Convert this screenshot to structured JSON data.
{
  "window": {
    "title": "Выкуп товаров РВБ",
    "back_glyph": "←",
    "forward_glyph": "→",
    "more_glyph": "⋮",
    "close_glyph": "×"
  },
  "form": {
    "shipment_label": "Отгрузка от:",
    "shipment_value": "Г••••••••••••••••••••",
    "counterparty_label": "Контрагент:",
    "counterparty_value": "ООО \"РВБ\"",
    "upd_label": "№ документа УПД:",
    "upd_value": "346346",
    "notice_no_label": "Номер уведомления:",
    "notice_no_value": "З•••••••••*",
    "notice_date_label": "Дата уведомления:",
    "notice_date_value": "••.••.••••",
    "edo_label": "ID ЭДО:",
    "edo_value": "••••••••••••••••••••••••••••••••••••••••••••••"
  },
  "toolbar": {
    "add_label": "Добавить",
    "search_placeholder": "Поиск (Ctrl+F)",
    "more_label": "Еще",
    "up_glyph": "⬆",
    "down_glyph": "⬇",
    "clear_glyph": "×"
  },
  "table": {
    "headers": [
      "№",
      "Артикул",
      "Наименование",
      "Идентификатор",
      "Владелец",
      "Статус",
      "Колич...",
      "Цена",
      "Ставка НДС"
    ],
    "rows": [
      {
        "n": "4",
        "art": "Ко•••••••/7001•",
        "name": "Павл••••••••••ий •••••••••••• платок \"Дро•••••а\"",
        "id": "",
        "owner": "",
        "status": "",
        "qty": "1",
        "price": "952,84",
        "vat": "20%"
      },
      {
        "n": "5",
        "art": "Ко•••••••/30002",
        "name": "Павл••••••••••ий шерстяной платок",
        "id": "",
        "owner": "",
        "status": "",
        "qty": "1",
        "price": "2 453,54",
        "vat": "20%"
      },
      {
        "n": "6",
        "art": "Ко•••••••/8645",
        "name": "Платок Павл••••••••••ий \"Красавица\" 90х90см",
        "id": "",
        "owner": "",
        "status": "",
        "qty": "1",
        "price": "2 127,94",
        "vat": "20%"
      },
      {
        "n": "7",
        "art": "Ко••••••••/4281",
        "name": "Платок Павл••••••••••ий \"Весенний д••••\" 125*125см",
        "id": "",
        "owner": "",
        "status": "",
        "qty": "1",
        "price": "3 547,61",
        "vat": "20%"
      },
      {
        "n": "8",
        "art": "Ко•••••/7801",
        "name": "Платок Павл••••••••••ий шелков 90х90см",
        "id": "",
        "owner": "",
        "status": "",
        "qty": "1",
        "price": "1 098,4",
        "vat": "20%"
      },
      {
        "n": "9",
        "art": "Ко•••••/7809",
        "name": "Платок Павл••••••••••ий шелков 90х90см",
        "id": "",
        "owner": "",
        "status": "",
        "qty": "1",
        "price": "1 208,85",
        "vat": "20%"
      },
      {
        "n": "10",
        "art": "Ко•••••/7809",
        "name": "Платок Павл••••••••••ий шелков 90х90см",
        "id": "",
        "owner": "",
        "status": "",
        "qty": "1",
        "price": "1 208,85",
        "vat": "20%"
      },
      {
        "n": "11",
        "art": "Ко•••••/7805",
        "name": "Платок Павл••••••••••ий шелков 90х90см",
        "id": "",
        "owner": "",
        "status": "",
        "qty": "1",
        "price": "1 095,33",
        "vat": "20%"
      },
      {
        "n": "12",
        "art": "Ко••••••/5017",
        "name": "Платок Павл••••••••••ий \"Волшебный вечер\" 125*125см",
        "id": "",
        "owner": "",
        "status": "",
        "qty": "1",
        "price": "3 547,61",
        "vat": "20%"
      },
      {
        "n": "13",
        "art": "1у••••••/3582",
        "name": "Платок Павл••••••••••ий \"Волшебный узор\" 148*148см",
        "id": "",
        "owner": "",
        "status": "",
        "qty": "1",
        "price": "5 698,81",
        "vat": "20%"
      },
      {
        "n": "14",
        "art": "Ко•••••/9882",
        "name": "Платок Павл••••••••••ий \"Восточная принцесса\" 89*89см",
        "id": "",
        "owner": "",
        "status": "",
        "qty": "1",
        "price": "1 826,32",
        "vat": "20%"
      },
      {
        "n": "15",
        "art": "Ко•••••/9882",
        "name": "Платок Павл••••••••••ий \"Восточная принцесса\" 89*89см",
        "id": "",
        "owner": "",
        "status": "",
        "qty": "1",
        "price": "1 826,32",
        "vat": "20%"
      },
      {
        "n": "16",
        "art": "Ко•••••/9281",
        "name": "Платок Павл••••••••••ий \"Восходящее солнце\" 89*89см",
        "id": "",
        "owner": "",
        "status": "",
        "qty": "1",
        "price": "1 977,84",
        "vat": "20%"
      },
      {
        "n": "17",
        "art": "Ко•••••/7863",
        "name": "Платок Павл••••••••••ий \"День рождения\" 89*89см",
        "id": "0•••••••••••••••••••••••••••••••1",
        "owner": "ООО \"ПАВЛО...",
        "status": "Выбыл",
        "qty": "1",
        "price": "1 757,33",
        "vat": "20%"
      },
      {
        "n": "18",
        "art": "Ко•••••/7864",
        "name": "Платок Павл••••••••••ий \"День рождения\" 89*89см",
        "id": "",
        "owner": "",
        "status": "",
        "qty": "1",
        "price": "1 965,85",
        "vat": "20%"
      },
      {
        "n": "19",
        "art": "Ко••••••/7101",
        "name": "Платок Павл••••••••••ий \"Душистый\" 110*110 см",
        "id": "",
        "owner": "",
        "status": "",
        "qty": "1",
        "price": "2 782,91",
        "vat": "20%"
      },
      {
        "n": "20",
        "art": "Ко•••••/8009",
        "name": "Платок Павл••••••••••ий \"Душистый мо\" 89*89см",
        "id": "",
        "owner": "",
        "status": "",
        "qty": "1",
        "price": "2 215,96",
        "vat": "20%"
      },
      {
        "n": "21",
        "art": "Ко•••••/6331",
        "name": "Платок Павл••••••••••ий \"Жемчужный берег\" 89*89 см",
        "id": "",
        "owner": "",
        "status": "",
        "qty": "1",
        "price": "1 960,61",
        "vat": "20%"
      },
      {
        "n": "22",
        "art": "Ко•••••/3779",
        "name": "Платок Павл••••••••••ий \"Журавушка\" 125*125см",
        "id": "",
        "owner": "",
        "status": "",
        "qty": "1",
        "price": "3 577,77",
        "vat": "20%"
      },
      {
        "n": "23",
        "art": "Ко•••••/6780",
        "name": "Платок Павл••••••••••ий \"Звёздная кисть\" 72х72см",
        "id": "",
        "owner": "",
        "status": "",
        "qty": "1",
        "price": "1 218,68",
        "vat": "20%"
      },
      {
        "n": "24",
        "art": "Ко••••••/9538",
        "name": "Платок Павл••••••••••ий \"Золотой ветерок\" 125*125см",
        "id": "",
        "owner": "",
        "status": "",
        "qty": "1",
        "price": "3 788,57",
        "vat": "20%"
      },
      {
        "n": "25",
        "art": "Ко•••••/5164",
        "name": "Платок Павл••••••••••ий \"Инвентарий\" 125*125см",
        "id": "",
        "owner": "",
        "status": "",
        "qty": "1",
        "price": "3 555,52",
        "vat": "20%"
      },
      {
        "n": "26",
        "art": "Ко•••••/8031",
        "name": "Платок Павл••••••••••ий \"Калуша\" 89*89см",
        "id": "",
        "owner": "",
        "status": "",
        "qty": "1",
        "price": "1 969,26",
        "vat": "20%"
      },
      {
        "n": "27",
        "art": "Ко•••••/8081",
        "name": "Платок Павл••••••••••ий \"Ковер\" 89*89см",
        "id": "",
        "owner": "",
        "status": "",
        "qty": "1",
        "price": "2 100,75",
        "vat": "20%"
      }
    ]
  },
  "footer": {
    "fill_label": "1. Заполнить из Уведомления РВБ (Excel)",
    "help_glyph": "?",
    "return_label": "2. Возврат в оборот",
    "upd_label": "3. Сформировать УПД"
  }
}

**Prompt**
Output the whole listing above again, word for word.

**Result of the exercise**
Convert this screenshot to structured JSON data.
{
  "window": {
    "title": "Выкуп товаров РВБ",
    "back_glyph": "←",
    "forward_glyph": "→",
    "more_glyph": "⋮",
    "close_glyph": "×"
  },
  "form": {
    "shipment_label": "Отгрузка от:",
    "shipment_value": "Г••••••••••••••••••••",
    "counterparty_label": "Контрагент:",
    "counterparty_value": "ООО \"РВБ\"",
    "upd_label": "№ документа УПД:",
    "upd_value": "346346",
    "notice_no_label": "Номер уведомления:",
    "notice_no_value": "З•••••••••*",
    "notice_date_label": "Дата уведомления:",
    "notice_date_value": "••.••.••••",
    "edo_label": "ID ЭДО:",
    "edo_value": "••••••••••••••••••••••••••••••••••••••••••••••"
  },
  "toolbar": {
    "add_label": "Добавить",
    "search_placeholder": "Поиск (Ctrl+F)",
    "more_label": "Еще",
    "up_glyph": "⬆",
    "down_glyph": "⬇",
    "clear_glyph": "×"
  },
  "table": {
    "headers": [
      "№",
      "Артикул",
      "Наименование",
      "Идентификатор",
      "Владелец",
      "Статус",
      "Колич...",
      "Цена",
      "Ставка НДС"
    ],
    "rows": [
      {
        "n": "4",
        "art": "Ко•••••••/7001•",
        "name": "Павл••••••••••ий •••••••••••• платок \"Дро•••••а\"",
        "id": "",
        "owner": "",
        "status": "",
        "qty": "1",
        "price": "952,84",
        "vat": "20%"
      },
      {
        "n": "5",
        "art": "Ко•••••••/30002",
        "name": "Павл••••••••••ий шерстяной платок",
        "id": "",
        "owner": "",
        "status": "",
        "qty": "1",
        "price": "2 453,54",
        "vat": "20%"
      },
      {
        "n": "6",
        "art": "Ко•••••••/8645",
        "name": "Платок Павл••••••••••ий \"Красавица\" 90х90см",
        "id": "",
        "owner": "",
        "status": "",
        "qty": "1",
        "price": "2 127,94",
        "vat": "20%"
      },
      {
        "n": "7",
        "art": "Ко••••••••/4281",
        "name": "Платок Павл••••••••••ий \"Весенний д••••\" 125*125см",
        "id": "",
        "owner": "",
        "status": "",
        "qty": "1",
        "price": "3 547,61",
        "vat": "20%"
      },
      {
        "n": "8",
        "art": "Ко•••••/7801",
        "name": "Платок Павл••••••••••ий шелков 90х90см",
        "id": "",
        "owner": "",
        "status": "",
        "qty": "1",
        "price": "1 098,4",
        "vat": "20%"
      },
      {
        "n": "9",
        "art": "Ко•••••/7809",
        "name": "Платок Павл••••••••••ий шелков 90х90см",
        "id": "",
        "owner": "",
        "status": "",
        "qty": "1",
        "price": "1 208,85",
        "vat": "20%"
      },
      {
        "n": "10",
        "art": "Ко•••••/7809",
        "name": "Платок Павл••••••••••ий шелков 90х90см",
        "id": "",
        "owner": "",
        "status": "",
        "qty": "1",
        "price": "1 208,85",
        "vat": "20%"
      },
      {
        "n": "11",
        "art": "Ко•••••/7805",
        "name": "Платок Павл••••••••••ий шелков 90х90см",
        "id": "",
        "owner": "",
        "status": "",
        "qty": "1",
        "price": "1 095,33",
        "vat": "20%"
      },
      {
        "n": "12",
        "art": "Ко••••••/5017",
        "name": "Платок Павл••••••••••ий \"Волшебный вечер\" 125*125см",
        "id": "",
        "owner": "",
        "status": "",
        "qty": "1",
        "price": "3 547,61",
        "vat": "20%"
      },
      {
        "n": "13",
        "art": "1у••••••/3582",
        "name": "Платок Павл••••••••••ий \"Волшебный узор\" 148*148см",
        "id": "",
        "owner": "",
        "status": "",
        "qty": "1",
        "price": "5 698,81",
        "vat": "20%"
      },
      {
        "n": "14",
        "art": "Ко•••••/9882",
        "name": "Платок Павл••••••••••ий \"Восточная принцесса\" 89*89см",
        "id": "",
        "owner": "",
        "status": "",
        "qty": "1",
        "price": "1 826,32",
        "vat": "20%"
      },
      {
        "n": "15",
        "art": "Ко•••••/9882",
        "name": "Платок Павл••••••••••ий \"Восточная принцесса\" 89*89см",
        "id": "",
        "owner": "",
        "status": "",
        "qty": "1",
        "price": "1 826,32",
        "vat": "20%"
      },
      {
        "n": "16",
        "art": "Ко•••••/9281",
        "name": "Платок Павл••••••••••ий \"Восходящее солнце\" 89*89см",
        "id": "",
        "owner": "",
        "status": "",
        "qty": "1",
        "price": "1 977,84",
        "vat": "20%"
      },
      {
        "n": "17",
        "art": "Ко•••••/7863",
        "name": "Платок Павл••••••••••ий \"День рождения\" 89*89см",
        "id": "0•••••••••••••••••••••••••••••••1",
        "owner": "ООО \"ПАВЛО...",
        "status": "Выбыл",
        "qty": "1",
        "price": "1 757,33",
        "vat": "20%"
      },
      {
        "n": "18",
        "art": "Ко•••••/7864",
        "name": "Платок Павл••••••••••ий \"День рождения\" 89*89см",
        "id": "",
        "owner": "",
        "status": "",
        "qty": "1",
        "price": "1 965,85",
        "vat": "20%"
      },
      {
        "n": "19",
        "art": "Ко••••••/7101",
        "name": "Платок Павл••••••••••ий \"Душистый\" 110*110 см",
        "id": "",
        "owner": "",
        "status": "",
        "qty": "1",
        "price": "2 782,91",
        "vat": "20%"
      },
      {
        "n": "20",
        "art": "Ко•••••/8009",
        "name": "Платок Павл••••••••••ий \"Душистый мо\" 89*89см",
        "id": "",
        "owner": "",
        "status": "",
        "qty": "1",
        "price": "2 215,96",
        "vat": "20%"
      },
      {
        "n": "21",
        "art": "Ко•••••/6331",
        "name": "Платок Павл••••••••••ий \"Жемчужный берег\" 89*89 см",
        "id": "",
        "owner": "",
        "status": "",
        "qty": "1",
        "price": "1 960,61",
        "vat": "20%"
      },
      {
        "n": "22",
        "art": "Ко•••••/3779",
        "name": "Платок Павл••••••••••ий \"Журавушка\" 125*125см",
        "id": "",
        "owner": "",
        "status": "",
        "qty": "1",
        "price": "3 577,77",
        "vat": "20%"
      },
      {
        "n": "23",
        "art": "Ко•••••/6780",
        "name": "Платок Павл••••••••••ий \"Звёздная кисть\" 72х72см",
        "id": "",
        "owner": "",
        "status": "",
        "qty": "1",
        "price": "1 218,68",
        "vat": "20%"
      },
      {
        "n": "24",
        "art": "Ко••••••/9538",
        "name": "Платок Павл••••••••••ий \"Золотой ветерок\" 125*125см",
        "id": "",
        "owner": "",
        "status": "",
        "qty": "1",
        "price": "3 788,57",
        "vat": "20%"
      },
      {
        "n": "25",
        "art": "Ко•••••/5164",
        "name": "Платок Павл••••••••••ий \"Инвентарий\" 125*125см",
        "id": "",
        "owner": "",
        "status": "",
        "qty": "1",
        "price": "3 555,52",
        "vat": "20%"
      },
      {
        "n": "26",
        "art": "Ко•••••/8031",
        "name": "Платок Павл••••••••••ий \"Калуша\" 89*89см",
        "id": "",
        "owner": "",
        "status": "",
        "qty": "1",
        "price": "1 969,26",
        "vat": "20%"
      },
      {
        "n": "27",
        "art": "Ко•••••/8081",
        "name": "Платок Павл••••••••••ий \"Ковер\" 89*89см",
        "id": "",
        "owner": "",
        "status": "",
        "qty": "1",
        "price": "2 100,75",
        "vat": "20%"
      }
    ]
  },
  "footer": {
    "fill_label": "1. Заполнить из Уведомления РВБ (Excel)",
    "help_glyph": "?",
    "return_label": "2. Возврат в оборот",
    "upd_label": "3. Сформировать УПД"
  }
}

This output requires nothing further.